• _Task statement_
Quote every line of the material beneath this one.

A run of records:
* * * * * * * * *
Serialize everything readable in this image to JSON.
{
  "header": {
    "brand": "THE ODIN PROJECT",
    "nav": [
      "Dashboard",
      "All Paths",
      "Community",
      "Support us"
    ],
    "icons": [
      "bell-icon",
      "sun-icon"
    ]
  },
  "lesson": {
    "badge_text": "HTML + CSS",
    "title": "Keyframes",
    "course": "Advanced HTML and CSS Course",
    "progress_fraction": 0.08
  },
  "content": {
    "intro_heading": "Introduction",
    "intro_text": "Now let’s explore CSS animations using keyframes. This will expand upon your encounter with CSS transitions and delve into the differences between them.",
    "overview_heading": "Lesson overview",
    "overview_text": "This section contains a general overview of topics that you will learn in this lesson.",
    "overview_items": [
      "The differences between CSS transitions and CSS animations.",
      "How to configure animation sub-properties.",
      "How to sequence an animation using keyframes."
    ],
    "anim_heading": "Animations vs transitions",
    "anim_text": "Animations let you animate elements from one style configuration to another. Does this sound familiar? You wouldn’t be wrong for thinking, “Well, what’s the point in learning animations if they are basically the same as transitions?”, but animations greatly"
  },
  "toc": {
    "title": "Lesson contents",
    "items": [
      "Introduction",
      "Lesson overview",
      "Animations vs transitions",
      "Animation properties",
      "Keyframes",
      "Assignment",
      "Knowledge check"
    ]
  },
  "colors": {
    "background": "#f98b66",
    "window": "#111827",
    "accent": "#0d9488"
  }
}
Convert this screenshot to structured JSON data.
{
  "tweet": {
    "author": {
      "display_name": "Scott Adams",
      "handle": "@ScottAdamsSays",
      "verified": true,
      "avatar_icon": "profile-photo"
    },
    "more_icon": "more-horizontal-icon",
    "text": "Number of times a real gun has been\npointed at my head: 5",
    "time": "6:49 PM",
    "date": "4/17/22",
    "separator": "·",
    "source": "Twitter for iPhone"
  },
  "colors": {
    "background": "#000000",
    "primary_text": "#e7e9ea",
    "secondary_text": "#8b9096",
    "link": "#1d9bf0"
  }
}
* * * * * * * * *
• _Output_
Serialize everything readable in this image to JSON.
{
  "header": {
    "brand": "THE ODIN PROJECT",
    "nav": [
      "Dashboard",
      "All Paths",
      "Community",
      "Support us"
    ],
    "icons": [
      "bell-icon",
      "sun-icon"
    ]
  },
  "lesson": {
    "badge_text": "HTML + CSS",
    "title": "Keyframes",
    "course": "Advanced HTML and CSS Course",
    "progress_fraction": 0.08
  },
  "content": {
    "intro_heading": "Introduction",
    "intro_text": "Now let’s explore CSS animations using keyframes. This will expand upon your encounter with CSS transitions and delve into the differences between them.",
    "overview_heading": "Lesson overview",
    "overview_text": "This section contains a general overview of topics that you will learn in this lesson.",
    "overview_items": [
      "The differences between CSS transitions and CSS animations.",
      "How to configure animation sub-properties.",
      "How to sequence an animation using keyframes."
    ],
    "anim_heading": "Animations vs transitions",
    "anim_text": "Animations let you animate elements from one style configuration to another. Does this sound familiar? You wouldn’t be wrong for thinking, “Well, what’s the point in learning animations if they are basically the same as transitions?”, but animations greatly"
  },
  "toc": {
    "title": "Lesson contents",
    "items": [
      "Introduction",
      "Lesson overview",
      "Animations vs transitions",
      "Animation properties",
      "Keyframes",
      "Assignment",
      "Knowledge check"
    ]
  },
  "colors": {
    "background": "#f98b66",
    "window": "#111827",
    "accent": "#0d9488"
  }
}
Convert this screenshot to structured JSON data.
{
  "tweet": {
    "author": {
      "display_name": "Scott Adams",
      "handle": "@ScottAdamsSays",
      "verified": true,
      "avatar_icon": "profile-photo"
    },
    "more_icon": "more-horizontal-icon",
    "text": "Number of times a real gun has been\npointed at my head: 5",
    "time": "6:49 PM",
    "date": "4/17/22",
    "separator": "·",
    "source": "Twitter for iPhone"
  },
  "colors": {
    "background": "#000000",
    "primary_text": "#e7e9ea",
    "secondary_text": "#8b9096",
    "link": "#1d9bf0"
  }
}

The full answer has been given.